What the task requires:
Track down the lines that contain "align" and copy them.

Data section:
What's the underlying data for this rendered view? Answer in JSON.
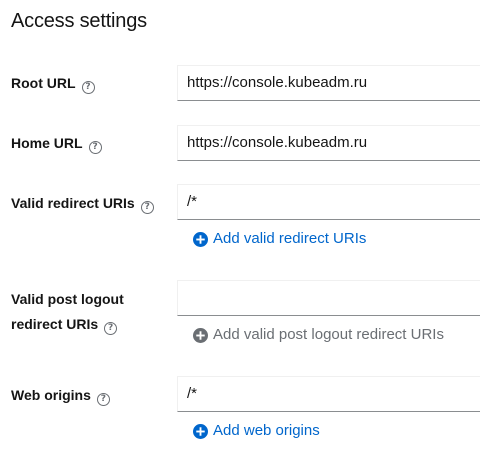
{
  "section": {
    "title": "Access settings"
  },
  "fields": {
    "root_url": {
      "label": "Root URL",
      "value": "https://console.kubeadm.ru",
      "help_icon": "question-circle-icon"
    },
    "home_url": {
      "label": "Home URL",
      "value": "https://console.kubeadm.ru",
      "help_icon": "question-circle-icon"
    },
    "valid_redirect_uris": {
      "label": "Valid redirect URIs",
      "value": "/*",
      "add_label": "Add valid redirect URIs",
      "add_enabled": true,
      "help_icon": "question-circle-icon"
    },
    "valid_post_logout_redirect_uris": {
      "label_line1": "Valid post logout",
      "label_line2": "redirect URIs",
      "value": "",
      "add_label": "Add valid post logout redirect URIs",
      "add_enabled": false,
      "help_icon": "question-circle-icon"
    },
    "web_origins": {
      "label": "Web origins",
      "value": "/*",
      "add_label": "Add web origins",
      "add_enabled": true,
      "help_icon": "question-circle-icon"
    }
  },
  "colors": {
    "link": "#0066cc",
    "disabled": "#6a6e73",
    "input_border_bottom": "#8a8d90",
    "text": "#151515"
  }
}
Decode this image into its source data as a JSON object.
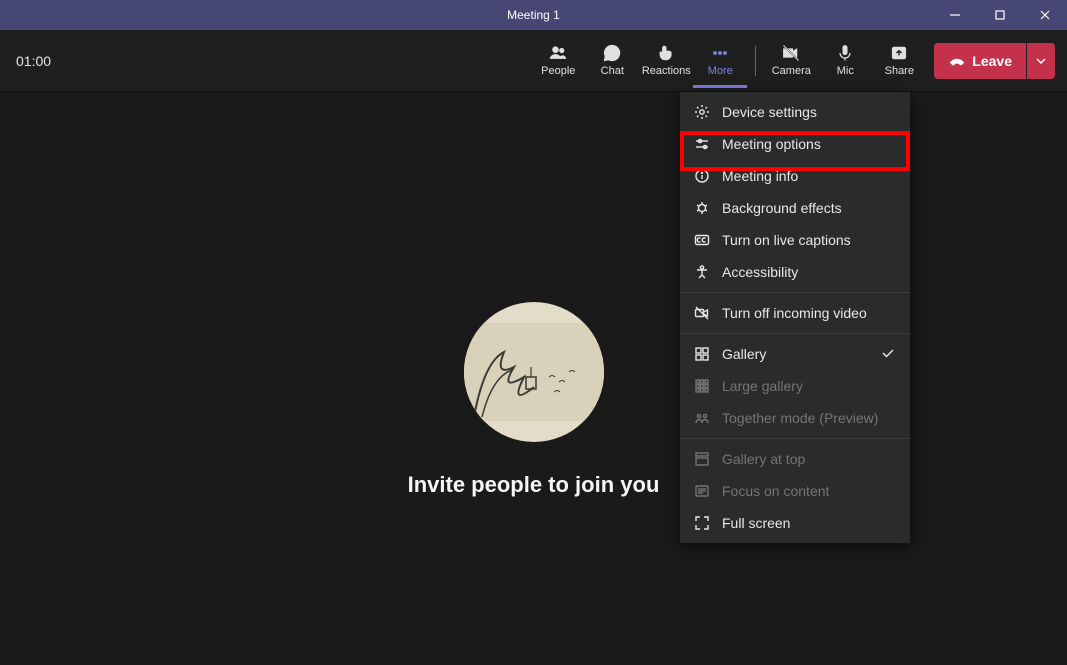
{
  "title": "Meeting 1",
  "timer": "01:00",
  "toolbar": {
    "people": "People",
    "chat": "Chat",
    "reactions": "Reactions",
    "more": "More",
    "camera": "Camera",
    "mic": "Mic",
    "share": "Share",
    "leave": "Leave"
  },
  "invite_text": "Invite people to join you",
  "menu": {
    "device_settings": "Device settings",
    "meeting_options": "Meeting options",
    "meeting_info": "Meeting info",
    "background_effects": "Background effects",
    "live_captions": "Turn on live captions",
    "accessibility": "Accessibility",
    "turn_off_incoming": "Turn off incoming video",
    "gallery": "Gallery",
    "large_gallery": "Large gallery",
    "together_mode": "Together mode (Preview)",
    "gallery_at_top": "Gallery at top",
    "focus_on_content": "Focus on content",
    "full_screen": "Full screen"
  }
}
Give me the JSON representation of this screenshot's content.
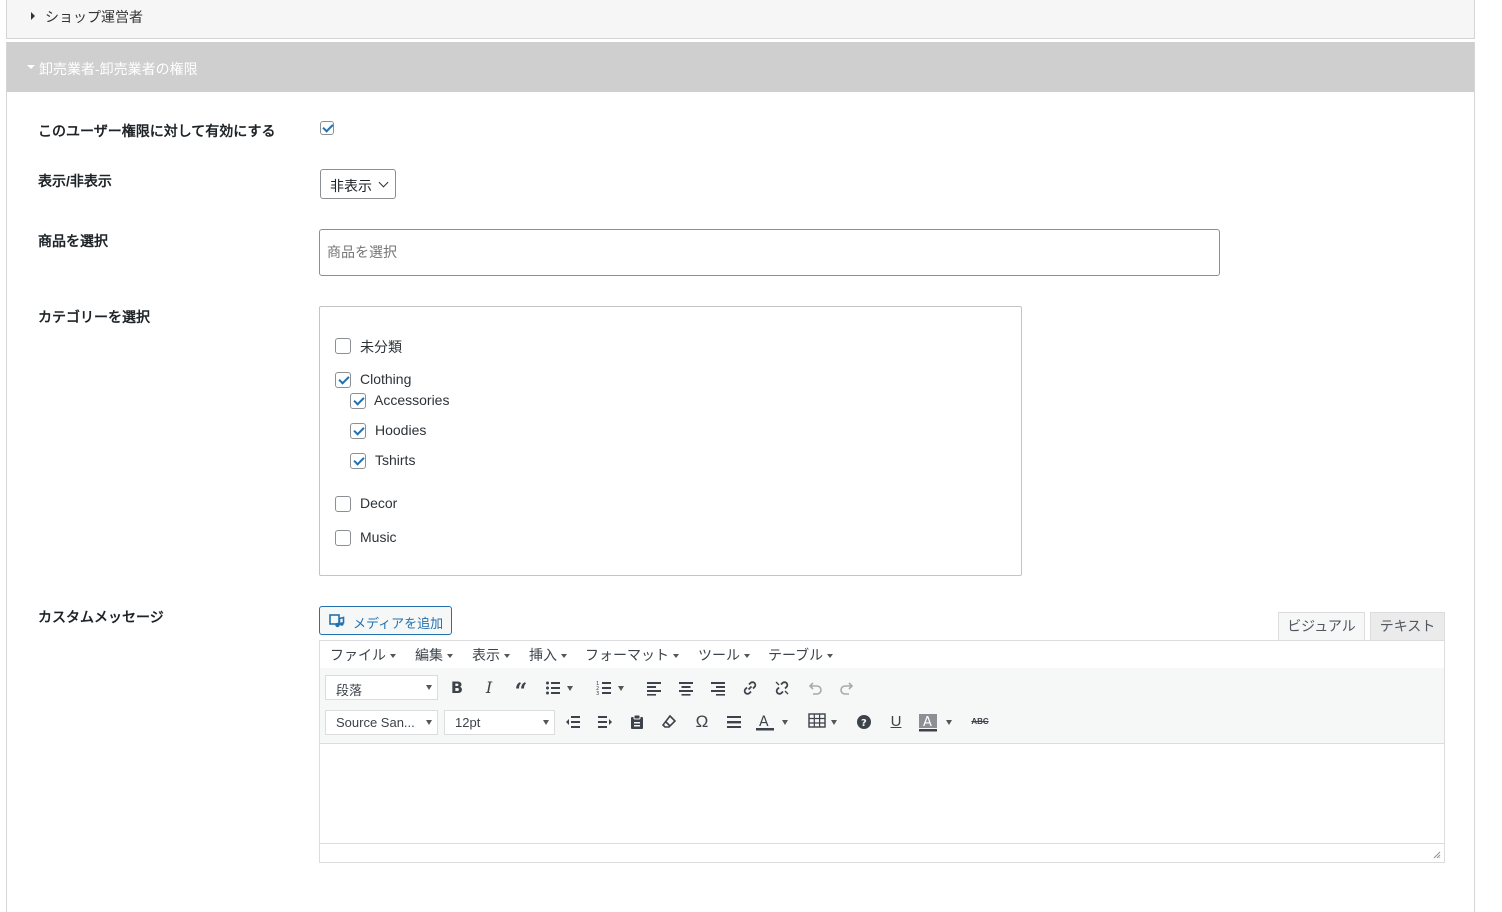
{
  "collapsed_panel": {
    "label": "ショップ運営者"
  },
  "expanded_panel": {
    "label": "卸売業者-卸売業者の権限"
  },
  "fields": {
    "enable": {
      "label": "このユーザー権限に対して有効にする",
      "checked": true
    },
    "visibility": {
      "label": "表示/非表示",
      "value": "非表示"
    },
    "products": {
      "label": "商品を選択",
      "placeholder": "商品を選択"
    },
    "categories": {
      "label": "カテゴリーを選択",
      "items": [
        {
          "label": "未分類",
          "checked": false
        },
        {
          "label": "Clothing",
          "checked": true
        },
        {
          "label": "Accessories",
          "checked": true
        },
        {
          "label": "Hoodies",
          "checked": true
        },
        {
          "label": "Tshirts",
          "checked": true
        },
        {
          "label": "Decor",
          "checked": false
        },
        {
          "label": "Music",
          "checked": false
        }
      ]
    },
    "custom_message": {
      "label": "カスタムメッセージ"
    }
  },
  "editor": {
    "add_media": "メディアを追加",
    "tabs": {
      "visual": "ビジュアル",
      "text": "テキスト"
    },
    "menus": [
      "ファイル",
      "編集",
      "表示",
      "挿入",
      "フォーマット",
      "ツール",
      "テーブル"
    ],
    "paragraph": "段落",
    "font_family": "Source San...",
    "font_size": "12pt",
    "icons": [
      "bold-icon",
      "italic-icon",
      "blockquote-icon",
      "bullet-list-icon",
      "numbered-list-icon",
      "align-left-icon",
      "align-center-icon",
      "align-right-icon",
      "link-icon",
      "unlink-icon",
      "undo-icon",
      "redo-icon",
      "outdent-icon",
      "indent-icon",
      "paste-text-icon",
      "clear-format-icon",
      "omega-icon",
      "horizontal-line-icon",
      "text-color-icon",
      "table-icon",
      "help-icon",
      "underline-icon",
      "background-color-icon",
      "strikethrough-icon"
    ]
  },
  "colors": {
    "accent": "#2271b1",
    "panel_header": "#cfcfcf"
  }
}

Output for this exercise:
      "align-left-icon",
      "align-center-icon",
      "align-right-icon",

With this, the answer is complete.